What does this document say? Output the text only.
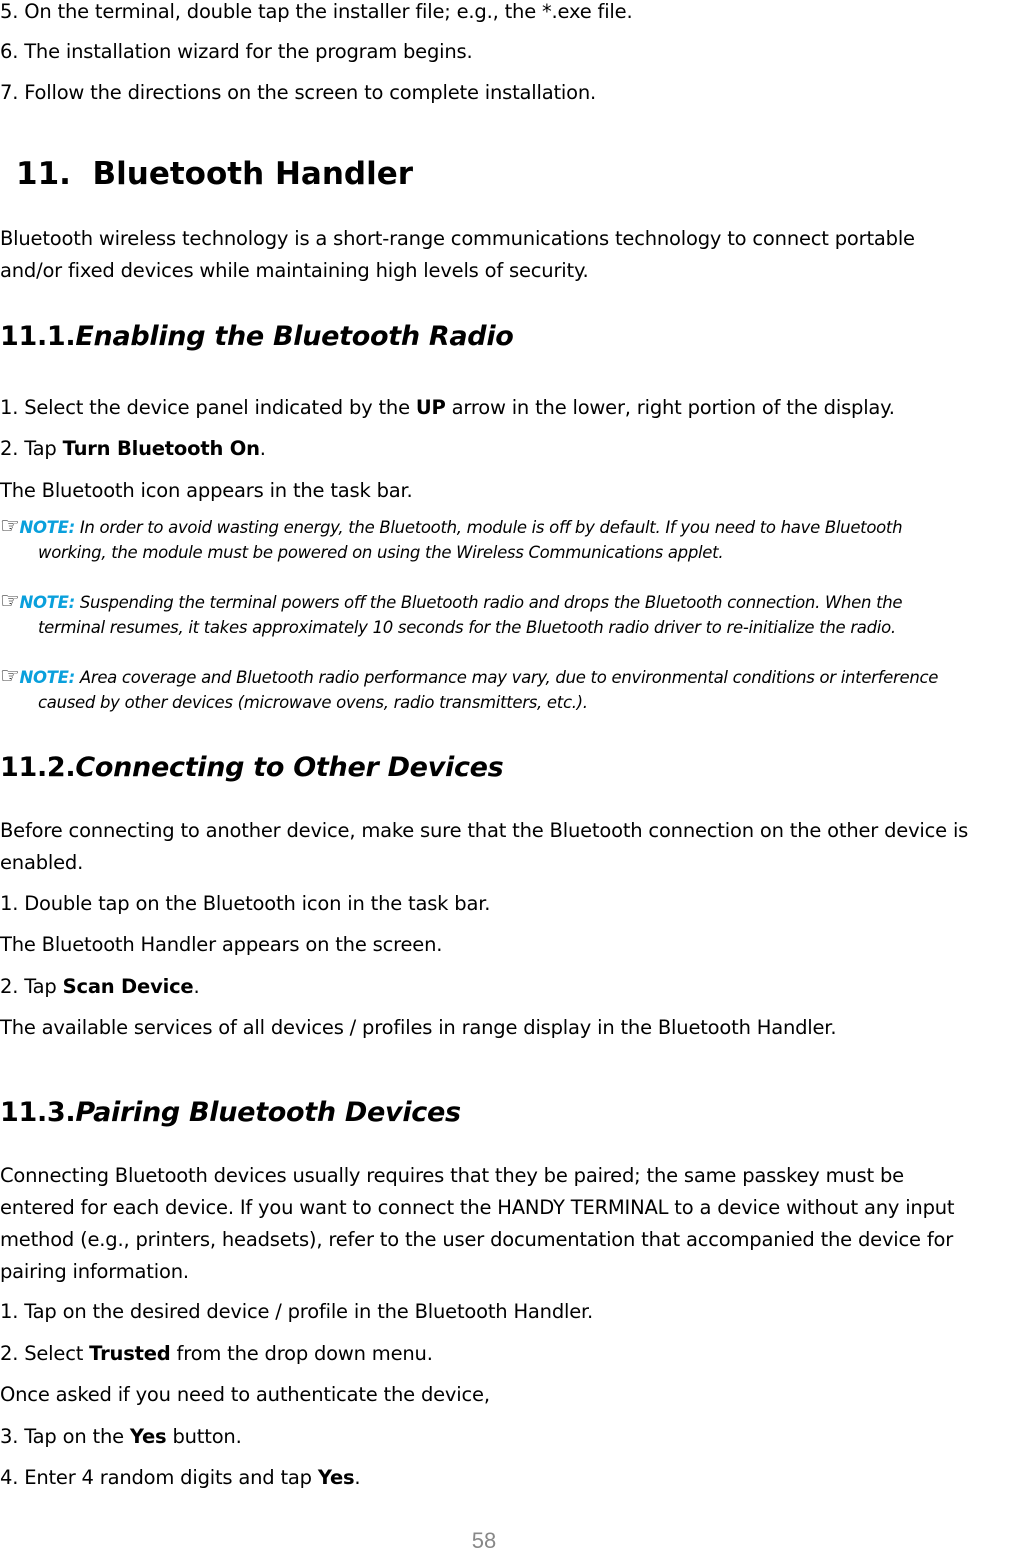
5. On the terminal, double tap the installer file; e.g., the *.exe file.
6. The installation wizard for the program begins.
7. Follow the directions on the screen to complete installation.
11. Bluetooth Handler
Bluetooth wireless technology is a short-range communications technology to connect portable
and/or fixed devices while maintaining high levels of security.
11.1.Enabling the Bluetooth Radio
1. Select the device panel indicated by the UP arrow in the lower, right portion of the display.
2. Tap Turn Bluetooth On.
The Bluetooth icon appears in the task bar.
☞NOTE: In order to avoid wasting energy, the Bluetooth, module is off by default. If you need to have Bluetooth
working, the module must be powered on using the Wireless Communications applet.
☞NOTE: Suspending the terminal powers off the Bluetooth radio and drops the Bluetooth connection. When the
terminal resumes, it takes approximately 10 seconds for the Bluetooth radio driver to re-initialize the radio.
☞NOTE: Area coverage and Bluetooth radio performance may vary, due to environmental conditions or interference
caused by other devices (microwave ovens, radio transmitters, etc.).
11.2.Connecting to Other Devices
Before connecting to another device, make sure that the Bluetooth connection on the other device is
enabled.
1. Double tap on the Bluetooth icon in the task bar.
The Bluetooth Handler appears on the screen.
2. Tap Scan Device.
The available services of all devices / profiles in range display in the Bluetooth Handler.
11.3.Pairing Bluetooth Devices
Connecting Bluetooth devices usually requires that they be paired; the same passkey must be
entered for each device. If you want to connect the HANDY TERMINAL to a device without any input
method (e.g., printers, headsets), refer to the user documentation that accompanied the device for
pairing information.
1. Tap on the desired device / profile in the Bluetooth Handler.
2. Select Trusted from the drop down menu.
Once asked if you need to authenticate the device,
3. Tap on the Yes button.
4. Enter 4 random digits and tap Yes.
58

* * *

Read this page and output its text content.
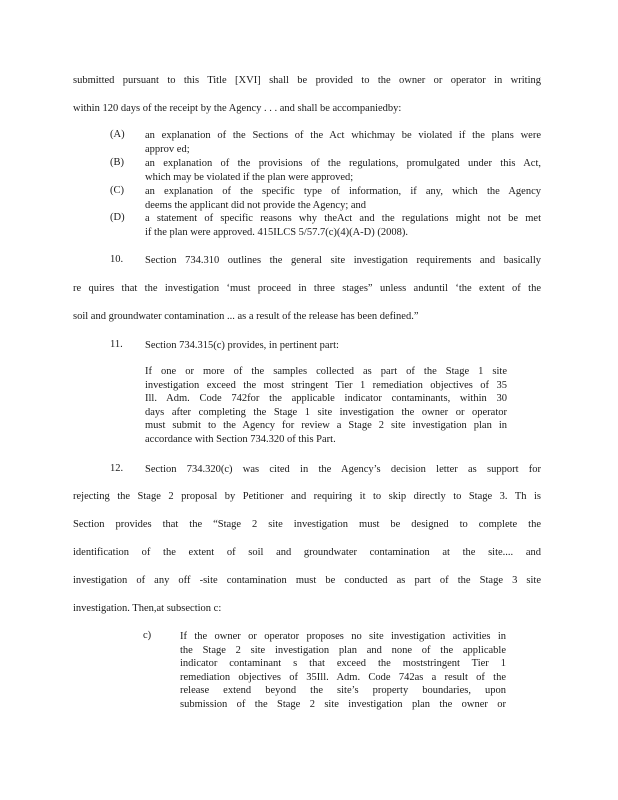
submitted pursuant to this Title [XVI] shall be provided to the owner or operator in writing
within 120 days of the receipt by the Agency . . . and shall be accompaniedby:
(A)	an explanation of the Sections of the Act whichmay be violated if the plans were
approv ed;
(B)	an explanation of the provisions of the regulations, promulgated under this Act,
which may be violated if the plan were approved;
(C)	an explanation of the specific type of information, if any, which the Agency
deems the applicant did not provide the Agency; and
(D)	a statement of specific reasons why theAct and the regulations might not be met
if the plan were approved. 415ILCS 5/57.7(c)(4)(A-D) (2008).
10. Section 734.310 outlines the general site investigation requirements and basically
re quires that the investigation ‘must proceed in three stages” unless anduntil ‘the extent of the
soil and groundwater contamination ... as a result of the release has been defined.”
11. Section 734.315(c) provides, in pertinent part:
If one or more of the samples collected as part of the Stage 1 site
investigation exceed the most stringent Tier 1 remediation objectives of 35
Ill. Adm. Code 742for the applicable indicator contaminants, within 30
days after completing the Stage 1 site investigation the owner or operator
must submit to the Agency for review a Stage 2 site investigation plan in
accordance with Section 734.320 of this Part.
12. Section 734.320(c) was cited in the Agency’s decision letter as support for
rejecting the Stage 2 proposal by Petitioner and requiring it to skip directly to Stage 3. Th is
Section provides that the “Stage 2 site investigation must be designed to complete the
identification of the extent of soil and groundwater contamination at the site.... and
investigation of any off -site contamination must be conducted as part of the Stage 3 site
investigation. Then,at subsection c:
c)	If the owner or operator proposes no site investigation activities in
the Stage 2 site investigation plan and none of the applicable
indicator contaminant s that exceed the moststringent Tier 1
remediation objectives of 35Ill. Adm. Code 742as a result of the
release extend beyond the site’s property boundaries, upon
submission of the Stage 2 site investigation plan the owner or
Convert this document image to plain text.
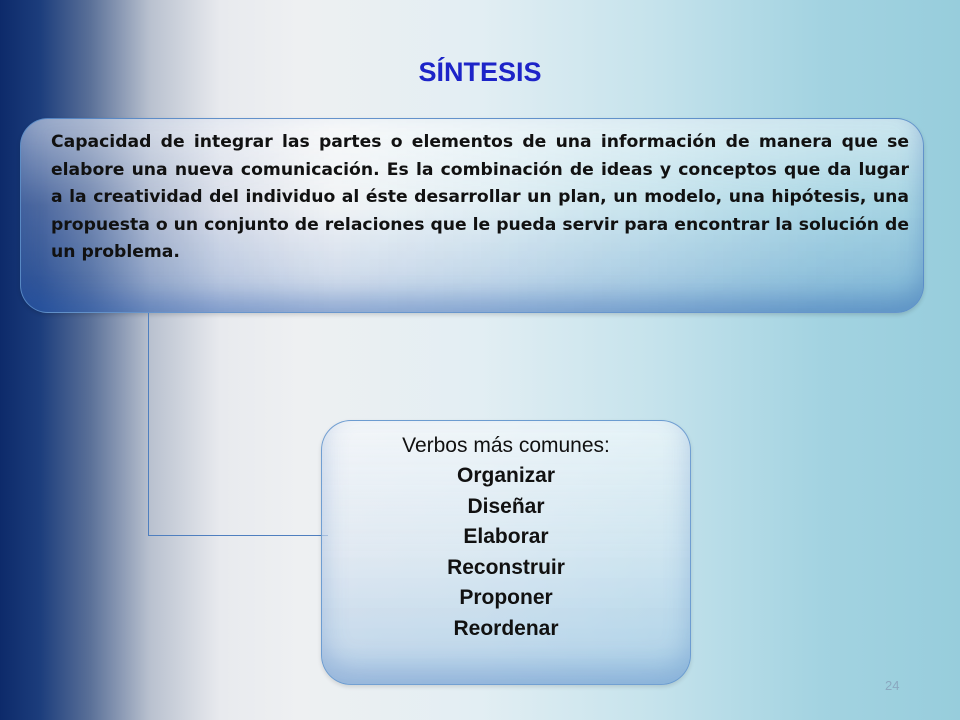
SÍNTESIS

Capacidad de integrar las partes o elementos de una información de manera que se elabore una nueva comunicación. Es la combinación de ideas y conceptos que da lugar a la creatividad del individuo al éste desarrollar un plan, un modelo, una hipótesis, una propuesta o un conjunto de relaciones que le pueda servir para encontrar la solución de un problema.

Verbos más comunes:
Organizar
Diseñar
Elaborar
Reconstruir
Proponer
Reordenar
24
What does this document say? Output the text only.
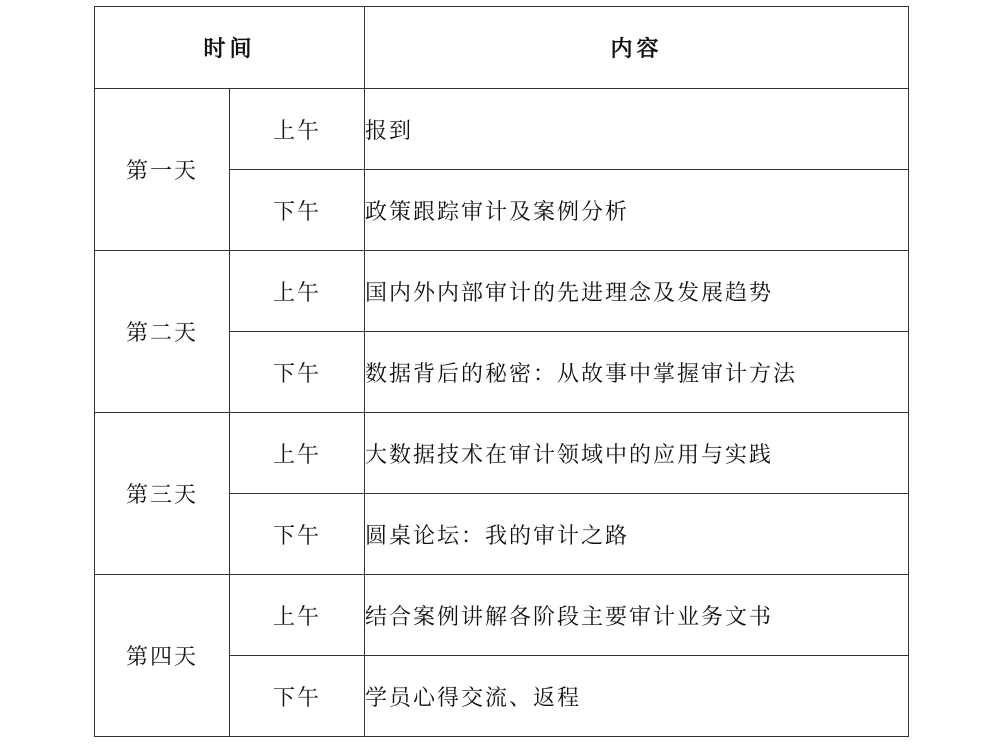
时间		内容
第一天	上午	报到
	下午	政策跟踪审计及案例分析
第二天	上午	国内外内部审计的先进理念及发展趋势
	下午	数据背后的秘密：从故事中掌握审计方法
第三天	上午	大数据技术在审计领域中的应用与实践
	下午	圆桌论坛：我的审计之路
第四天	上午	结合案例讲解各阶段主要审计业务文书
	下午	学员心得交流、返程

**EXERCISE OBJECTIVE:**
Count the lines that hold the string "release" and state that number alone.

**RESPONSE:**
2